THE PROBLEM.
Each record below is to be copied word for word, with pictures removed.

GIVEN INFORMATION.

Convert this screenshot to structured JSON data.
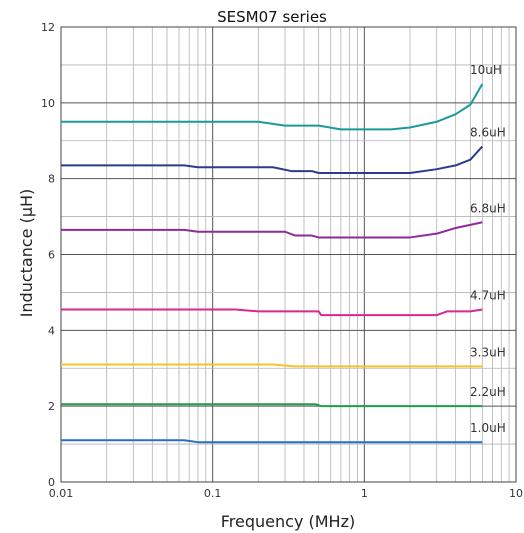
{
  "chart_data": {
    "type": "line",
    "title": "SESM07 series",
    "xlabel": "Frequency (MHz)",
    "ylabel": "Inductance (μH)",
    "x_scale": "log",
    "xlim": [
      0.01,
      10
    ],
    "ylim": [
      0,
      12
    ],
    "x_ticks": [
      "0.01",
      "0.1",
      "1",
      "10"
    ],
    "y_ticks": [
      "0",
      "2",
      "4",
      "6",
      "8",
      "10",
      "12"
    ],
    "grid": true,
    "series": [
      {
        "name": "10uH",
        "color": "#1a9a9a",
        "points": [
          [
            0.01,
            9.5
          ],
          [
            0.2,
            9.5
          ],
          [
            0.3,
            9.4
          ],
          [
            0.5,
            9.4
          ],
          [
            0.7,
            9.3
          ],
          [
            1.5,
            9.3
          ],
          [
            2.0,
            9.35
          ],
          [
            3.0,
            9.5
          ],
          [
            4.0,
            9.7
          ],
          [
            5.0,
            9.95
          ],
          [
            6.0,
            10.5
          ]
        ]
      },
      {
        "name": "8.6uH",
        "color": "#2e3a8c",
        "points": [
          [
            0.01,
            8.35
          ],
          [
            0.065,
            8.35
          ],
          [
            0.08,
            8.3
          ],
          [
            0.25,
            8.3
          ],
          [
            0.33,
            8.2
          ],
          [
            0.45,
            8.2
          ],
          [
            0.5,
            8.15
          ],
          [
            2.0,
            8.15
          ],
          [
            3.0,
            8.25
          ],
          [
            4.0,
            8.35
          ],
          [
            5.0,
            8.5
          ],
          [
            6.0,
            8.85
          ]
        ]
      },
      {
        "name": "6.8uH",
        "color": "#8e2a9a",
        "points": [
          [
            0.01,
            6.65
          ],
          [
            0.065,
            6.65
          ],
          [
            0.08,
            6.6
          ],
          [
            0.3,
            6.6
          ],
          [
            0.35,
            6.5
          ],
          [
            0.45,
            6.5
          ],
          [
            0.5,
            6.45
          ],
          [
            2.0,
            6.45
          ],
          [
            3.0,
            6.55
          ],
          [
            4.0,
            6.7
          ],
          [
            6.0,
            6.85
          ]
        ]
      },
      {
        "name": "4.7uH",
        "color": "#d8278e",
        "points": [
          [
            0.01,
            4.55
          ],
          [
            0.14,
            4.55
          ],
          [
            0.2,
            4.5
          ],
          [
            0.5,
            4.5
          ],
          [
            0.52,
            4.4
          ],
          [
            3.0,
            4.4
          ],
          [
            3.5,
            4.5
          ],
          [
            5.0,
            4.5
          ],
          [
            6.0,
            4.55
          ]
        ]
      },
      {
        "name": "3.3uH",
        "color": "#f4c42c",
        "points": [
          [
            0.01,
            3.1
          ],
          [
            0.25,
            3.1
          ],
          [
            0.35,
            3.05
          ],
          [
            6.0,
            3.05
          ]
        ]
      },
      {
        "name": "2.2uH",
        "color": "#1e9e4a",
        "points": [
          [
            0.01,
            2.05
          ],
          [
            0.48,
            2.05
          ],
          [
            0.52,
            2.0
          ],
          [
            6.0,
            2.0
          ]
        ]
      },
      {
        "name": "1.0uH",
        "color": "#2a6fc0",
        "points": [
          [
            0.01,
            1.1
          ],
          [
            0.065,
            1.1
          ],
          [
            0.08,
            1.05
          ],
          [
            6.0,
            1.05
          ]
        ]
      }
    ]
  }
}
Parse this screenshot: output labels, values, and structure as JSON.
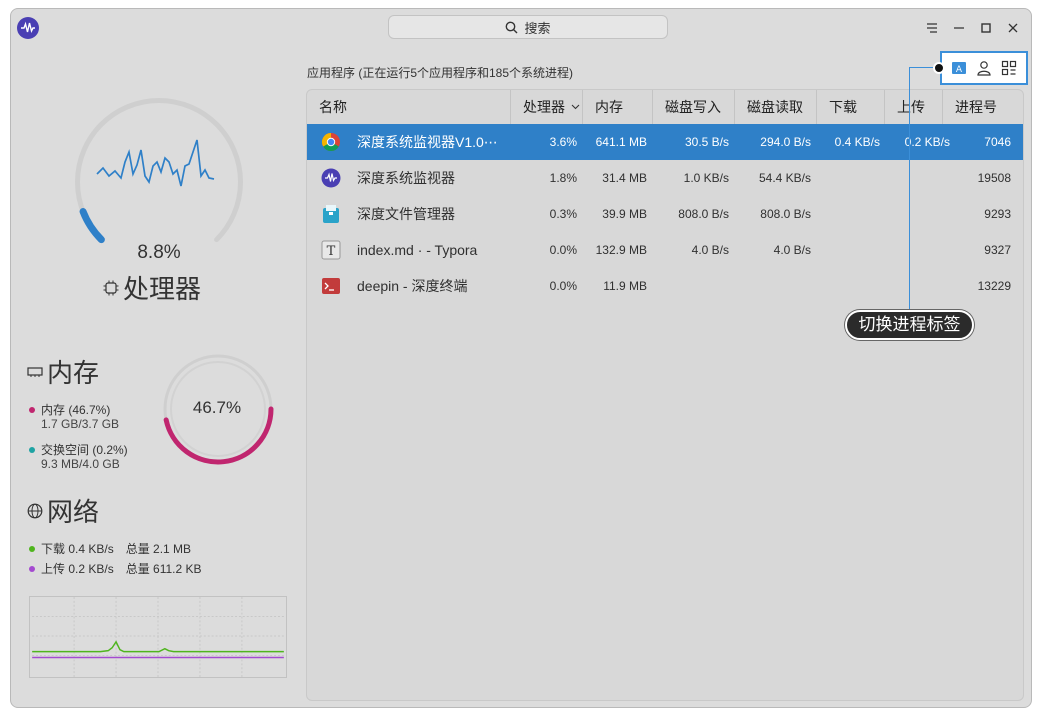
{
  "titlebar": {
    "search_label": "搜索"
  },
  "sidebar": {
    "cpu": {
      "value": "8.8%",
      "title": "处理器",
      "level": 0.088
    },
    "memory": {
      "title": "内存",
      "ring_value": "46.7%",
      "level": 0.467,
      "mem_label": "内存 (46.7%)",
      "mem_detail": "1.7 GB/3.7 GB",
      "swap_label": "交换空间 (0.2%)",
      "swap_detail": "9.3 MB/4.0 GB"
    },
    "network": {
      "title": "网络",
      "download_label": "下载 0.4 KB/s",
      "download_total": "总量 2.1 MB",
      "upload_label": "上传 0.2 KB/s",
      "upload_total": "总量 611.2 KB"
    }
  },
  "main": {
    "summary": "应用程序 (正在运行5个应用程序和185个系统进程)",
    "columns": [
      "名称",
      "处理器",
      "内存",
      "磁盘写入",
      "磁盘读取",
      "下载",
      "上传",
      "进程号"
    ],
    "rows": [
      {
        "name": "深度系统监视器V1.0⋯",
        "cpu": "3.6%",
        "mem": "641.1 MB",
        "write": "30.5 B/s",
        "read": "294.0 B/s",
        "down": "0.4 KB/s",
        "up": "0.2 KB/s",
        "pid": "7046"
      },
      {
        "name": "深度系统监视器",
        "cpu": "1.8%",
        "mem": "31.4 MB",
        "write": "1.0 KB/s",
        "read": "54.4 KB/s",
        "down": "",
        "up": "",
        "pid": "19508"
      },
      {
        "name": "深度文件管理器",
        "cpu": "0.3%",
        "mem": "39.9 MB",
        "write": "808.0 B/s",
        "read": "808.0 B/s",
        "down": "",
        "up": "",
        "pid": "9293"
      },
      {
        "name": "index.md ·  - Typora",
        "cpu": "0.0%",
        "mem": "132.9 MB",
        "write": "4.0 B/s",
        "read": "4.0 B/s",
        "down": "",
        "up": "",
        "pid": "9327"
      },
      {
        "name": "deepin - 深度终端",
        "cpu": "0.0%",
        "mem": "11.9 MB",
        "write": "",
        "read": "",
        "down": "",
        "up": "",
        "pid": "13229"
      }
    ]
  },
  "callout": {
    "label": "切换进程标签"
  },
  "colors": {
    "selected_row": "#2f80c8",
    "cpu_gauge": "#2f80c8",
    "memory": "#c0266f",
    "swap": "#1ea3a3",
    "download": "#4fb51e",
    "upload": "#a44ad0",
    "highlight": "#3b8fd9"
  },
  "icons": [
    "app-logo-icon",
    "search-icon",
    "menu-icon",
    "minimize-icon",
    "maximize-icon",
    "close-icon",
    "chip-icon",
    "memory-icon",
    "globe-icon",
    "apps-icon",
    "user-icon",
    "all-processes-icon",
    "sort-desc-icon",
    "chrome-icon",
    "monitor-icon",
    "file-manager-icon",
    "typora-icon",
    "terminal-icon"
  ]
}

FINAL RESULT.
Convert this screenshot to structured JSON data.
{
  "chart_data": {
    "type": "line",
    "title": "SESM07 series",
    "xlabel": "Frequency (MHz)",
    "ylabel": "Inductance (μH)",
    "x_scale": "log",
    "xlim": [
      0.01,
      10
    ],
    "ylim": [
      0,
      12
    ],
    "x_ticks": [
      "0.01",
      "0.1",
      "1",
      "10"
    ],
    "y_ticks": [
      "0",
      "2",
      "4",
      "6",
      "8",
      "10",
      "12"
    ],
    "grid": true,
    "series": [
      {
        "name": "10uH",
        "color": "#1a9a9a",
        "points": [
          [
            0.01,
            9.5
          ],
          [
            0.2,
            9.5
          ],
          [
            0.3,
            9.4
          ],
          [
            0.5,
            9.4
          ],
          [
            0.7,
            9.3
          ],
          [
            1.5,
            9.3
          ],
          [
            2.0,
            9.35
          ],
          [
            3.0,
            9.5
          ],
          [
            4.0,
            9.7
          ],
          [
            5.0,
            9.95
          ],
          [
            6.0,
            10.5
          ]
        ]
      },
      {
        "name": "8.6uH",
        "color": "#2e3a8c",
        "points": [
          [
            0.01,
            8.35
          ],
          [
            0.065,
            8.35
          ],
          [
            0.08,
            8.3
          ],
          [
            0.25,
            8.3
          ],
          [
            0.33,
            8.2
          ],
          [
            0.45,
            8.2
          ],
          [
            0.5,
            8.15
          ],
          [
            2.0,
            8.15
          ],
          [
            3.0,
            8.25
          ],
          [
            4.0,
            8.35
          ],
          [
            5.0,
            8.5
          ],
          [
            6.0,
            8.85
          ]
        ]
      },
      {
        "name": "6.8uH",
        "color": "#8e2a9a",
        "points": [
          [
            0.01,
            6.65
          ],
          [
            0.065,
            6.65
          ],
          [
            0.08,
            6.6
          ],
          [
            0.3,
            6.6
          ],
          [
            0.35,
            6.5
          ],
          [
            0.45,
            6.5
          ],
          [
            0.5,
            6.45
          ],
          [
            2.0,
            6.45
          ],
          [
            3.0,
            6.55
          ],
          [
            4.0,
            6.7
          ],
          [
            6.0,
            6.85
          ]
        ]
      },
      {
        "name": "4.7uH",
        "color": "#d8278e",
        "points": [
          [
            0.01,
            4.55
          ],
          [
            0.14,
            4.55
          ],
          [
            0.2,
            4.5
          ],
          [
            0.5,
            4.5
          ],
          [
            0.52,
            4.4
          ],
          [
            3.0,
            4.4
          ],
          [
            3.5,
            4.5
          ],
          [
            5.0,
            4.5
          ],
          [
            6.0,
            4.55
          ]
        ]
      },
      {
        "name": "3.3uH",
        "color": "#f4c42c",
        "points": [
          [
            0.01,
            3.1
          ],
          [
            0.25,
            3.1
          ],
          [
            0.35,
            3.05
          ],
          [
            6.0,
            3.05
          ]
        ]
      },
      {
        "name": "2.2uH",
        "color": "#1e9e4a",
        "points": [
          [
            0.01,
            2.05
          ],
          [
            0.48,
            2.05
          ],
          [
            0.52,
            2.0
          ],
          [
            6.0,
            2.0
          ]
        ]
      },
      {
        "name": "1.0uH",
        "color": "#2a6fc0",
        "points": [
          [
            0.01,
            1.1
          ],
          [
            0.065,
            1.1
          ],
          [
            0.08,
            1.05
          ],
          [
            6.0,
            1.05
          ]
        ]
      }
    ]
  }
}
Parse this screenshot: output labels, values, and structure as JSON.
{
  "titlebar": {
    "search_label": "搜索"
  },
  "sidebar": {
    "cpu": {
      "value": "8.8%",
      "title": "处理器",
      "level": 0.088
    },
    "memory": {
      "title": "内存",
      "ring_value": "46.7%",
      "level": 0.467,
      "mem_label": "内存 (46.7%)",
      "mem_detail": "1.7 GB/3.7 GB",
      "swap_label": "交换空间 (0.2%)",
      "swap_detail": "9.3 MB/4.0 GB"
    },
    "network": {
      "title": "网络",
      "download_label": "下载 0.4 KB/s",
      "download_total": "总量 2.1 MB",
      "upload_label": "上传 0.2 KB/s",
      "upload_total": "总量 611.2 KB"
    }
  },
  "main": {
    "summary": "应用程序 (正在运行5个应用程序和185个系统进程)",
    "columns": [
      "名称",
      "处理器",
      "内存",
      "磁盘写入",
      "磁盘读取",
      "下载",
      "上传",
      "进程号"
    ],
    "rows": [
      {
        "name": "深度系统监视器V1.0⋯",
        "cpu": "3.6%",
        "mem": "641.1 MB",
        "write": "30.5 B/s",
        "read": "294.0 B/s",
        "down": "0.4 KB/s",
        "up": "0.2 KB/s",
        "pid": "7046"
      },
      {
        "name": "深度系统监视器",
        "cpu": "1.8%",
        "mem": "31.4 MB",
        "write": "1.0 KB/s",
        "read": "54.4 KB/s",
        "down": "",
        "up": "",
        "pid": "19508"
      },
      {
        "name": "深度文件管理器",
        "cpu": "0.3%",
        "mem": "39.9 MB",
        "write": "808.0 B/s",
        "read": "808.0 B/s",
        "down": "",
        "up": "",
        "pid": "9293"
      },
      {
        "name": "index.md ·  - Typora",
        "cpu": "0.0%",
        "mem": "132.9 MB",
        "write": "4.0 B/s",
        "read": "4.0 B/s",
        "down": "",
        "up": "",
        "pid": "9327"
      },
      {
        "name": "deepin - 深度终端",
        "cpu": "0.0%",
        "mem": "11.9 MB",
        "write": "",
        "read": "",
        "down": "",
        "up": "",
        "pid": "13229"
      }
    ]
  },
  "callout": {
    "label": "切换进程标签"
  },
  "colors": {
    "selected_row": "#2f80c8",
    "cpu_gauge": "#2f80c8",
    "memory": "#c0266f",
    "swap": "#1ea3a3",
    "download": "#4fb51e",
    "upload": "#a44ad0",
    "highlight": "#3b8fd9"
  },
  "icons": [
    "app-logo-icon",
    "search-icon",
    "menu-icon",
    "minimize-icon",
    "maximize-icon",
    "close-icon",
    "chip-icon",
    "memory-icon",
    "globe-icon",
    "apps-icon",
    "user-icon",
    "all-processes-icon",
    "sort-desc-icon",
    "chrome-icon",
    "monitor-icon",
    "file-manager-icon",
    "typora-icon",
    "terminal-icon"
  ]
}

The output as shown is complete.